* _READING PASSAGE_

◇ ◇ ◇ ◇ ◇

Good seed, good soil

Message for July 16, 2017
Glennon Heights Mennonite Church
Betsy Headrick McCrae
Scripture passages: Isaiah 55:10-13 and Matthew 13:1-17
Good seed, good soil
I’m not much of a gardener myself but I love to watch – and benefit from! – other
people’s gardens. I love this time of year when homegrown produce becomes available.
When those seeds so lovingly planted and tended begin to bear fruit. What a wonderful
abundance of good and delicious things!
Our scripture passage from Matthew this morning is all about planting, seeds and
soil. “Listen!” says Jesus to those who had gathered to hear him. “A sower went out to
sow.” Then he proceeds to talk about seeds being scattered. Some land on rocky ground
where there is no chance of survival. The birds eat them up. Some land on shallow soil.
They germinate but can’t put down roots. They die in the hot sun. Some seeds land
among thorns which choke and kill the budding plants. Other seeds land on good soil.
They take root and flourish, eventually producing a great harvest. “Let anyone with ears
listen!”

◇ ◇ ◇ ◇ ◇

* _RECORDED INFORMATION_
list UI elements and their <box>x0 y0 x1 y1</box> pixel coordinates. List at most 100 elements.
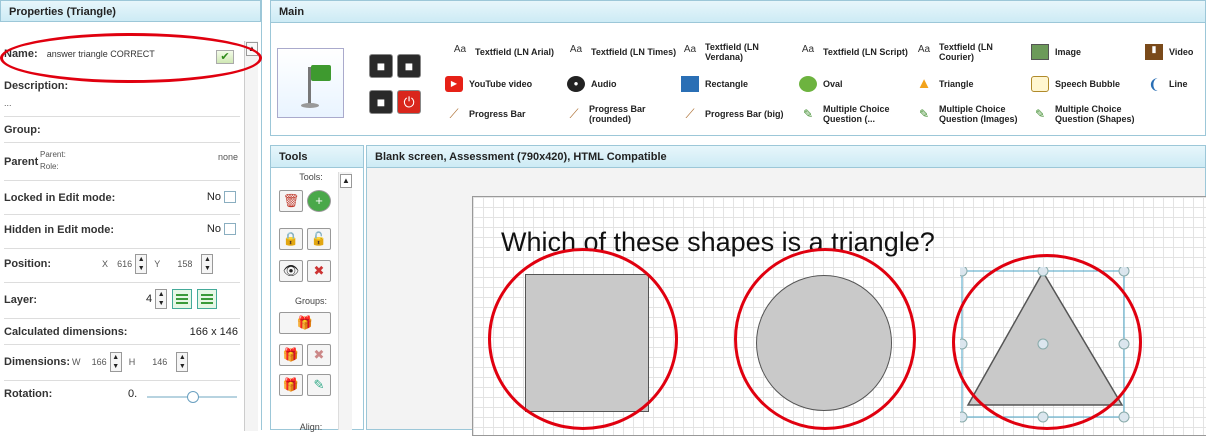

◇ ◇ ◇ ◇ ◇

* _GOAL_
Continue the sermon on good seed and good soil, picking up right after "Let anyone with ears listen!"

* _RESPONSE_
What does it mean to listen to and really hear these familiar words of Jesus? This
morning we’re going to look at this parable, this story, from three different angles: the
sower, the seed and the soil.
In the June 21 issue of The Christian Century magazine, Joanne H. Lee, associate
pastor of Calvary Presbyterian Church in San Francisco, reflects on this passage from
Matthew 13. “The sower seems to just throw the seeds out there,” she writes, “aiming
perhaps for the good soil, but a lot of seeds end up elsewhere. The sower just seems to
hope that the seeds will find the right kind of soil, while doing little to ensure that is the
case. The word parable, parabole in Greek, literally means ‘to throw alongside,’” she
explains. “That seems to be what the sower is doing.”
“When we plant seeds,” she goes on to say, “it is rare to just throw them onto the
pathway, onto rocky soil, or into thorns. We usually plant seeds in soil that is well
cultivated and ready to nurture and grow them. Furthermore, most gardeners and farmers
carefully place each seed into the soil bed, spacing the seeds out and mapping out what
kind of seeds will go where.
“Nature, though, seems to work differently. Wind blows seeds from trees and
flowers all over the place – sometimes onto good soil, sometimes to places where they do
not stand a chance. Insects cross-pollinate and drop seeds as they move about; fruit falls
from trees and vines and then cracks open to expose seeds that may or may not go on to
bear fruits.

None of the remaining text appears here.